BRIEF:
Review the material line by line. Identify and copy every line that contains the string "color".

Begin

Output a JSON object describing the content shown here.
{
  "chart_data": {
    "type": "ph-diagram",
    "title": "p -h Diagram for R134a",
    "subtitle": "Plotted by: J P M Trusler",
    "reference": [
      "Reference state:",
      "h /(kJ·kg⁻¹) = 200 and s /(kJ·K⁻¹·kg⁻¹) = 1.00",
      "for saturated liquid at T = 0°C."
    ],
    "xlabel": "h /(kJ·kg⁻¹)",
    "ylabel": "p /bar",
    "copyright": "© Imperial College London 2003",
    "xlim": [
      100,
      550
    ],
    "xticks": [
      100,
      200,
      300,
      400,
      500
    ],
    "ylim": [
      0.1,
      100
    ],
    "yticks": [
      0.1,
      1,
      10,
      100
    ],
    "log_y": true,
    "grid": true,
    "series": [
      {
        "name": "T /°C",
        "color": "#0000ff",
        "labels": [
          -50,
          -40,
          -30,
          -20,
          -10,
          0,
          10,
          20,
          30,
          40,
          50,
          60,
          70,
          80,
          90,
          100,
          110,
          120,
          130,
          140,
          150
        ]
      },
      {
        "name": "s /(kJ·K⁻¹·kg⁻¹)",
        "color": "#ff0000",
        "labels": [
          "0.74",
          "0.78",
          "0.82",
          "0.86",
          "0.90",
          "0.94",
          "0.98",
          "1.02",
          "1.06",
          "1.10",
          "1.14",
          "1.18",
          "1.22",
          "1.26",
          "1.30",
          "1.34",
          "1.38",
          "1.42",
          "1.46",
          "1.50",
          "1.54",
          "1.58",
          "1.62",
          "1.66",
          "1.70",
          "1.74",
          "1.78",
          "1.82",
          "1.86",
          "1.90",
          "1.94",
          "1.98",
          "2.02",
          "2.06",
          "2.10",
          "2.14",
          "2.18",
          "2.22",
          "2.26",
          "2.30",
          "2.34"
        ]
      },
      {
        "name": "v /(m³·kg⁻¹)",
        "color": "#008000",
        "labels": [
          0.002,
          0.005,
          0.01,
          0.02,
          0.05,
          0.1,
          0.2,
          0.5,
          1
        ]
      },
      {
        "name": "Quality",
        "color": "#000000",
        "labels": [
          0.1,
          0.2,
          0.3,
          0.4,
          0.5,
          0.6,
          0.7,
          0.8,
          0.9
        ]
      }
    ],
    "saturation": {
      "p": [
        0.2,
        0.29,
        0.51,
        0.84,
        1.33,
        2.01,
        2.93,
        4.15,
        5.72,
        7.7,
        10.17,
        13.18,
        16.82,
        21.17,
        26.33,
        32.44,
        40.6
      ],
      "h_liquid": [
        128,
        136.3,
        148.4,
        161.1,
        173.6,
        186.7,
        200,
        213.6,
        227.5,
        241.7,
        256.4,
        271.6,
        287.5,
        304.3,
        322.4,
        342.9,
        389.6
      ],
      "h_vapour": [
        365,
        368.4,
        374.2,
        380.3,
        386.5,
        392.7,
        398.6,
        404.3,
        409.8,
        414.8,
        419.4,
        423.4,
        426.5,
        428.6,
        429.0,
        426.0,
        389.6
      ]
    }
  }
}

End

WRITTEN SOLUTION:
        "color": "#0000ff",
        "color": "#ff0000",
        "color": "#008000",
        "color": "#000000",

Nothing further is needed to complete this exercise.